■ **DATA SUPPLIED**
□ □ □ □ □ □ □

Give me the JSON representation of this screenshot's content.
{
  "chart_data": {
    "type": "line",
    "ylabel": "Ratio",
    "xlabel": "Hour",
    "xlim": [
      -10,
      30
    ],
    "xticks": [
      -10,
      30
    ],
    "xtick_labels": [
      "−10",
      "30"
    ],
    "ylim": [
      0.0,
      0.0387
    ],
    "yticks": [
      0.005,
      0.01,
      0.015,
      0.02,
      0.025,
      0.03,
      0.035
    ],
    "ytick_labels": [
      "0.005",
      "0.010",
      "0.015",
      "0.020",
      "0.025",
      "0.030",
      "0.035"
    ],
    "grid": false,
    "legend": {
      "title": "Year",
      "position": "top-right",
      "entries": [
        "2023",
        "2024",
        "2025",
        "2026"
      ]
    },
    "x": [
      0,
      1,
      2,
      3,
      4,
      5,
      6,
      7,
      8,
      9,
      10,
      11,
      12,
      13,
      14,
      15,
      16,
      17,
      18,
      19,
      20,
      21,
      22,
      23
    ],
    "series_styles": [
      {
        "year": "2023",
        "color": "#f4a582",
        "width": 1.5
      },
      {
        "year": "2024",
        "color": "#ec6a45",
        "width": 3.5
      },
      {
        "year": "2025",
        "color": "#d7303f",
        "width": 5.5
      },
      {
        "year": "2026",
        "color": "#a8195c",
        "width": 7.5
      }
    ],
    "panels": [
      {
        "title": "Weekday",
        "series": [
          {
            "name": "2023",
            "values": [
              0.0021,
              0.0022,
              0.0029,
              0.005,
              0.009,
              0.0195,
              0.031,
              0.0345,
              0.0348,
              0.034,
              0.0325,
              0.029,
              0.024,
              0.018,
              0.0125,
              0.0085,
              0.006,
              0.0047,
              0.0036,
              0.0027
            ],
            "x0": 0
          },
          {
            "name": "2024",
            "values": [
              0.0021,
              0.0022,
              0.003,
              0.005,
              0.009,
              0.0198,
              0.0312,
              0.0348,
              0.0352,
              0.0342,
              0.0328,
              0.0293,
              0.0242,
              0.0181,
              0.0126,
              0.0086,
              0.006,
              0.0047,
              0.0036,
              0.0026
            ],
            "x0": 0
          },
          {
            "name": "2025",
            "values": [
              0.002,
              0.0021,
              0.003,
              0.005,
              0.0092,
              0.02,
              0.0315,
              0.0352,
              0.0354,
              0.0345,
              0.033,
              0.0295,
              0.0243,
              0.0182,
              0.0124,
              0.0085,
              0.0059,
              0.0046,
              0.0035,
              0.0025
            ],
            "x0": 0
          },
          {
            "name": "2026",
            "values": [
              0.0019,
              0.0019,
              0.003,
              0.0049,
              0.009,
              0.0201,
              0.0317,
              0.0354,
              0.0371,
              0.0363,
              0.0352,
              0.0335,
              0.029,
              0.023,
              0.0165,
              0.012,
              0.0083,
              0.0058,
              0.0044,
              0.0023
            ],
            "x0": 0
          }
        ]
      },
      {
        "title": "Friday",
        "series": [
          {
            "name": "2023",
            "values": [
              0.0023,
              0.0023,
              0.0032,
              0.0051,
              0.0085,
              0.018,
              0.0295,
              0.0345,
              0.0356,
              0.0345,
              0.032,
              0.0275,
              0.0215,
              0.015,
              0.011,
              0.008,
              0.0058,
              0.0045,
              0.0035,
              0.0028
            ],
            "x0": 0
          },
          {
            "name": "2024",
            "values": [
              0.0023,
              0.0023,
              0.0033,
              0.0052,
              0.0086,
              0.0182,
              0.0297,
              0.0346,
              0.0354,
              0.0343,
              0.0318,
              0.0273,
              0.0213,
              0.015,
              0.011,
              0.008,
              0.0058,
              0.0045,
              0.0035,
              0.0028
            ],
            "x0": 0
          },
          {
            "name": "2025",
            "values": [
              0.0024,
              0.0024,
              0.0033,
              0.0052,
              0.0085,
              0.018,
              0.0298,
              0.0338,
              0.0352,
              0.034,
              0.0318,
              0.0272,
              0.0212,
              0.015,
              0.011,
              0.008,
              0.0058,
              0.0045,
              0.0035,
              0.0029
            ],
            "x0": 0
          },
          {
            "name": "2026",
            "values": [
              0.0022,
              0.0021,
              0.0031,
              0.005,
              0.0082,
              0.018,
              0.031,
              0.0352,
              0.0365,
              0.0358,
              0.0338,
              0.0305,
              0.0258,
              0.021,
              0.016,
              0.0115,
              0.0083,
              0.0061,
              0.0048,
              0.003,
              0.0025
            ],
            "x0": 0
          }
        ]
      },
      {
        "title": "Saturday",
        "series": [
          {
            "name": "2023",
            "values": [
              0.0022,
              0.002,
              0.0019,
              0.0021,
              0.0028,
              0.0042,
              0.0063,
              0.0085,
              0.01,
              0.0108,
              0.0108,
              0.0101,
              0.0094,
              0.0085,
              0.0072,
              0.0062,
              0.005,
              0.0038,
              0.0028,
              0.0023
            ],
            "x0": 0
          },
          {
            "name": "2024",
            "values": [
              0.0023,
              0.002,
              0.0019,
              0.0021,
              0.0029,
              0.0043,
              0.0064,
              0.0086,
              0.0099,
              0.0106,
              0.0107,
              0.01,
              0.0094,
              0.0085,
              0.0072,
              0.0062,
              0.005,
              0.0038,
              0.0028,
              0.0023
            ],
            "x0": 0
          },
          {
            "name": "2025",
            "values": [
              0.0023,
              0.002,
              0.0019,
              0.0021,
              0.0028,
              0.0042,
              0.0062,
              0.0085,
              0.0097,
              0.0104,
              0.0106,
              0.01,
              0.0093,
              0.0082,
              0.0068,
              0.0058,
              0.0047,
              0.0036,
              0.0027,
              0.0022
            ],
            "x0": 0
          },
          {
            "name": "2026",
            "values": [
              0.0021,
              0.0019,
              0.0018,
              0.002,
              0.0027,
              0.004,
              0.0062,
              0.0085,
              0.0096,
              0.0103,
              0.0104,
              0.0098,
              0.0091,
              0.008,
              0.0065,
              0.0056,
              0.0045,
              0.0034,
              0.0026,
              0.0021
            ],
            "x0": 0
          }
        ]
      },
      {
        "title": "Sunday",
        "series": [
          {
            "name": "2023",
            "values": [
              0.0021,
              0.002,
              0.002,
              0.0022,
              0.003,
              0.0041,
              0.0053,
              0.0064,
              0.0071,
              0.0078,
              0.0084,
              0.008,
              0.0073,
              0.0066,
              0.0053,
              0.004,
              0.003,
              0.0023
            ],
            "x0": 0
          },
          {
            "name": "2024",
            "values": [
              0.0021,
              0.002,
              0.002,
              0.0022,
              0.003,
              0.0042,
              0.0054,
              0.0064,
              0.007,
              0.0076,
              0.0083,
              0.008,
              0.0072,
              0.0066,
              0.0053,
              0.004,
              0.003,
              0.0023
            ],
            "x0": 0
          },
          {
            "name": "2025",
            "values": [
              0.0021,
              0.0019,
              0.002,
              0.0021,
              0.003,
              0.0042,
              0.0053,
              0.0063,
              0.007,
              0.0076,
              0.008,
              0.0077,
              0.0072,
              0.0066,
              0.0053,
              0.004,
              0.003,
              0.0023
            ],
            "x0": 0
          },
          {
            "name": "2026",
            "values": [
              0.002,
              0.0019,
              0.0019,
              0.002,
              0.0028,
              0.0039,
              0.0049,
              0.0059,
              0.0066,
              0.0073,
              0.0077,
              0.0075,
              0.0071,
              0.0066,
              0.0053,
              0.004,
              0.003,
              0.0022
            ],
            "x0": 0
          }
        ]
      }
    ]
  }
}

□ □ □ □ □ □ □

■ **EXERCISE**
Quote the entire listing above exactly.

■ **REPLY TO THE EXERCISE**
Give me the JSON representation of this screenshot's content.
{
  "chart_data": {
    "type": "line",
    "ylabel": "Ratio",
    "xlabel": "Hour",
    "xlim": [
      -10,
      30
    ],
    "xticks": [
      -10,
      30
    ],
    "xtick_labels": [
      "−10",
      "30"
    ],
    "ylim": [
      0.0,
      0.0387
    ],
    "yticks": [
      0.005,
      0.01,
      0.015,
      0.02,
      0.025,
      0.03,
      0.035
    ],
    "ytick_labels": [
      "0.005",
      "0.010",
      "0.015",
      "0.020",
      "0.025",
      "0.030",
      "0.035"
    ],
    "grid": false,
    "legend": {
      "title": "Year",
      "position": "top-right",
      "entries": [
        "2023",
        "2024",
        "2025",
        "2026"
      ]
    },
    "x": [
      0,
      1,
      2,
      3,
      4,
      5,
      6,
      7,
      8,
      9,
      10,
      11,
      12,
      13,
      14,
      15,
      16,
      17,
      18,
      19,
      20,
      21,
      22,
      23
    ],
    "series_styles": [
      {
        "year": "2023",
        "color": "#f4a582",
        "width": 1.5
      },
      {
        "year": "2024",
        "color": "#ec6a45",
        "width": 3.5
      },
      {
        "year": "2025",
        "color": "#d7303f",
        "width": 5.5
      },
      {
        "year": "2026",
        "color": "#a8195c",
        "width": 7.5
      }
    ],
    "panels": [
      {
        "title": "Weekday",
        "series": [
          {
            "name": "2023",
            "values": [
              0.0021,
              0.0022,
              0.0029,
              0.005,
              0.009,
              0.0195,
              0.031,
              0.0345,
              0.0348,
              0.034,
              0.0325,
              0.029,
              0.024,
              0.018,
              0.0125,
              0.0085,
              0.006,
              0.0047,
              0.0036,
              0.0027
            ],
            "x0": 0
          },
          {
            "name": "2024",
            "values": [
              0.0021,
              0.0022,
              0.003,
              0.005,
              0.009,
              0.0198,
              0.0312,
              0.0348,
              0.0352,
              0.0342,
              0.0328,
              0.0293,
              0.0242,
              0.0181,
              0.0126,
              0.0086,
              0.006,
              0.0047,
              0.0036,
              0.0026
            ],
            "x0": 0
          },
          {
            "name": "2025",
            "values": [
              0.002,
              0.0021,
              0.003,
              0.005,
              0.0092,
              0.02,
              0.0315,
              0.0352,
              0.0354,
              0.0345,
              0.033,
              0.0295,
              0.0243,
              0.0182,
              0.0124,
              0.0085,
              0.0059,
              0.0046,
              0.0035,
              0.0025
            ],
            "x0": 0
          },
          {
            "name": "2026",
            "values": [
              0.0019,
              0.0019,
              0.003,
              0.0049,
              0.009,
              0.0201,
              0.0317,
              0.0354,
              0.0371,
              0.0363,
              0.0352,
              0.0335,
              0.029,
              0.023,
              0.0165,
              0.012,
              0.0083,
              0.0058,
              0.0044,
              0.0023
            ],
            "x0": 0
          }
        ]
      },
      {
        "title": "Friday",
        "series": [
          {
            "name": "2023",
            "values": [
              0.0023,
              0.0023,
              0.0032,
              0.0051,
              0.0085,
              0.018,
              0.0295,
              0.0345,
              0.0356,
              0.0345,
              0.032,
              0.0275,
              0.0215,
              0.015,
              0.011,
              0.008,
              0.0058,
              0.0045,
              0.0035,
              0.0028
            ],
            "x0": 0
          },
          {
            "name": "2024",
            "values": [
              0.0023,
              0.0023,
              0.0033,
              0.0052,
              0.0086,
              0.0182,
              0.0297,
              0.0346,
              0.0354,
              0.0343,
              0.0318,
              0.0273,
              0.0213,
              0.015,
              0.011,
              0.008,
              0.0058,
              0.0045,
              0.0035,
              0.0028
            ],
            "x0": 0
          },
          {
            "name": "2025",
            "values": [
              0.0024,
              0.0024,
              0.0033,
              0.0052,
              0.0085,
              0.018,
              0.0298,
              0.0338,
              0.0352,
              0.034,
              0.0318,
              0.0272,
              0.0212,
              0.015,
              0.011,
              0.008,
              0.0058,
              0.0045,
              0.0035,
              0.0029
            ],
            "x0": 0
          },
          {
            "name": "2026",
            "values": [
              0.0022,
              0.0021,
              0.0031,
              0.005,
              0.0082,
              0.018,
              0.031,
              0.0352,
              0.0365,
              0.0358,
              0.0338,
              0.0305,
              0.0258,
              0.021,
              0.016,
              0.0115,
              0.0083,
              0.0061,
              0.0048,
              0.003,
              0.0025
            ],
            "x0": 0
          }
        ]
      },
      {
        "title": "Saturday",
        "series": [
          {
            "name": "2023",
            "values": [
              0.0022,
              0.002,
              0.0019,
              0.0021,
              0.0028,
              0.0042,
              0.0063,
              0.0085,
              0.01,
              0.0108,
              0.0108,
              0.0101,
              0.0094,
              0.0085,
              0.0072,
              0.0062,
              0.005,
              0.0038,
              0.0028,
              0.0023
            ],
            "x0": 0
          },
          {
            "name": "2024",
            "values": [
              0.0023,
              0.002,
              0.0019,
              0.0021,
              0.0029,
              0.0043,
              0.0064,
              0.0086,
              0.0099,
              0.0106,
              0.0107,
              0.01,
              0.0094,
              0.0085,
              0.0072,
              0.0062,
              0.005,
              0.0038,
              0.0028,
              0.0023
            ],
            "x0": 0
          },
          {
            "name": "2025",
            "values": [
              0.0023,
              0.002,
              0.0019,
              0.0021,
              0.0028,
              0.0042,
              0.0062,
              0.0085,
              0.0097,
              0.0104,
              0.0106,
              0.01,
              0.0093,
              0.0082,
              0.0068,
              0.0058,
              0.0047,
              0.0036,
              0.0027,
              0.0022
            ],
            "x0": 0
          },
          {
            "name": "2026",
            "values": [
              0.0021,
              0.0019,
              0.0018,
              0.002,
              0.0027,
              0.004,
              0.0062,
              0.0085,
              0.0096,
              0.0103,
              0.0104,
              0.0098,
              0.0091,
              0.008,
              0.0065,
              0.0056,
              0.0045,
              0.0034,
              0.0026,
              0.0021
            ],
            "x0": 0
          }
        ]
      },
      {
        "title": "Sunday",
        "series": [
          {
            "name": "2023",
            "values": [
              0.0021,
              0.002,
              0.002,
              0.0022,
              0.003,
              0.0041,
              0.0053,
              0.0064,
              0.0071,
              0.0078,
              0.0084,
              0.008,
              0.0073,
              0.0066,
              0.0053,
              0.004,
              0.003,
              0.0023
            ],
            "x0": 0
          },
          {
            "name": "2024",
            "values": [
              0.0021,
              0.002,
              0.002,
              0.0022,
              0.003,
              0.0042,
              0.0054,
              0.0064,
              0.007,
              0.0076,
              0.0083,
              0.008,
              0.0072,
              0.0066,
              0.0053,
              0.004,
              0.003,
              0.0023
            ],
            "x0": 0
          },
          {
            "name": "2025",
            "values": [
              0.0021,
              0.0019,
              0.002,
              0.0021,
              0.003,
              0.0042,
              0.0053,
              0.0063,
              0.007,
              0.0076,
              0.008,
              0.0077,
              0.0072,
              0.0066,
              0.0053,
              0.004,
              0.003,
              0.0023
            ],
            "x0": 0
          },
          {
            "name": "2026",
            "values": [
              0.002,
              0.0019,
              0.0019,
              0.002,
              0.0028,
              0.0039,
              0.0049,
              0.0059,
              0.0066,
              0.0073,
              0.0077,
              0.0075,
              0.0071,
              0.0066,
              0.0053,
              0.004,
              0.003,
              0.0022
            ],
            "x0": 0
          }
        ]
      }
    ]
  }
}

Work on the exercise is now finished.